- _Task goal_: Return a copy of every line in the records that includes the word "تاریخ".

** Start of Records to process **

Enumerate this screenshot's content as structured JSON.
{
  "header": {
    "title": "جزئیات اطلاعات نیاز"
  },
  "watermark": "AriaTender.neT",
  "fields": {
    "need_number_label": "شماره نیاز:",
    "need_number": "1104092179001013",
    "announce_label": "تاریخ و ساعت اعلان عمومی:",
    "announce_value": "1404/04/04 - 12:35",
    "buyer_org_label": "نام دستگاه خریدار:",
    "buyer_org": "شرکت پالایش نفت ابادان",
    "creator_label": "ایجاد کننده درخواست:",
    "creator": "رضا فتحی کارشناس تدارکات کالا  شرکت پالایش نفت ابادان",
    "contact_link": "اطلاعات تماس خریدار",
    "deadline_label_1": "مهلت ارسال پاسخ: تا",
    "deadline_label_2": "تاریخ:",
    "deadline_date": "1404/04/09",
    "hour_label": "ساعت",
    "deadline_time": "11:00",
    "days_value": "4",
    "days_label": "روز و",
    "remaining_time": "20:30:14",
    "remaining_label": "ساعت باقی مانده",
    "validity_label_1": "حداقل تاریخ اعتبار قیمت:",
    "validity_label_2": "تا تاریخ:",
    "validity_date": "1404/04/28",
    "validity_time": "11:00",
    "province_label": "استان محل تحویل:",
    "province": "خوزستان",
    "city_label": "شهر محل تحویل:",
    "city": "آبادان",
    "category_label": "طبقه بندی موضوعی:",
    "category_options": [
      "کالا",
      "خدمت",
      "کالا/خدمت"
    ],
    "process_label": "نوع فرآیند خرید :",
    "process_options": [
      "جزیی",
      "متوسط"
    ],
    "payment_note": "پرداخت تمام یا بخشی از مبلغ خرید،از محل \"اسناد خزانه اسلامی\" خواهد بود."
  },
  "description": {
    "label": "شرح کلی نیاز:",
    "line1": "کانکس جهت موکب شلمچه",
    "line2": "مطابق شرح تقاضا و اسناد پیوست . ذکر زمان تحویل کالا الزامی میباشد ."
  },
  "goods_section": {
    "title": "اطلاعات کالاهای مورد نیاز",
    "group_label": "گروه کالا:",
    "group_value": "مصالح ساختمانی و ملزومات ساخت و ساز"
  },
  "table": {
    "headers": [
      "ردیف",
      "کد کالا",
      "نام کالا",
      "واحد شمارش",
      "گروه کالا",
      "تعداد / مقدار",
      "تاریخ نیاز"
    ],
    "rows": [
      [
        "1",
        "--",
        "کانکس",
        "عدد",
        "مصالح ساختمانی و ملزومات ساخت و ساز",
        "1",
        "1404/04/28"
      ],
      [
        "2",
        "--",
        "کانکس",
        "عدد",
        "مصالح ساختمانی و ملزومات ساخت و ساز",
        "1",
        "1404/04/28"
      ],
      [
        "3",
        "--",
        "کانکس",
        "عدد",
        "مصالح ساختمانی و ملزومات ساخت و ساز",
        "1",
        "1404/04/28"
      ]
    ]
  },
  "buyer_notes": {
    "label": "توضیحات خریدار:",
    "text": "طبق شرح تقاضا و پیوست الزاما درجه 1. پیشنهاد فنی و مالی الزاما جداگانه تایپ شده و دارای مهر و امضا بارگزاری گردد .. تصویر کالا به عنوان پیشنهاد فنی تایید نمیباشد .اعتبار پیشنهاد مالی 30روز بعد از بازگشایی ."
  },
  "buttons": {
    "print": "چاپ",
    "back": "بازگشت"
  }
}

** End of Records to process **

- _Output of the exercise_:
    "announce_label": "تاریخ و ساعت اعلان عمومی:",
    "deadline_label_2": "تاریخ:",
    "validity_label_1": "حداقل تاریخ اعتبار قیمت:",
    "validity_label_2": "تا تاریخ:",
      "تاریخ نیاز"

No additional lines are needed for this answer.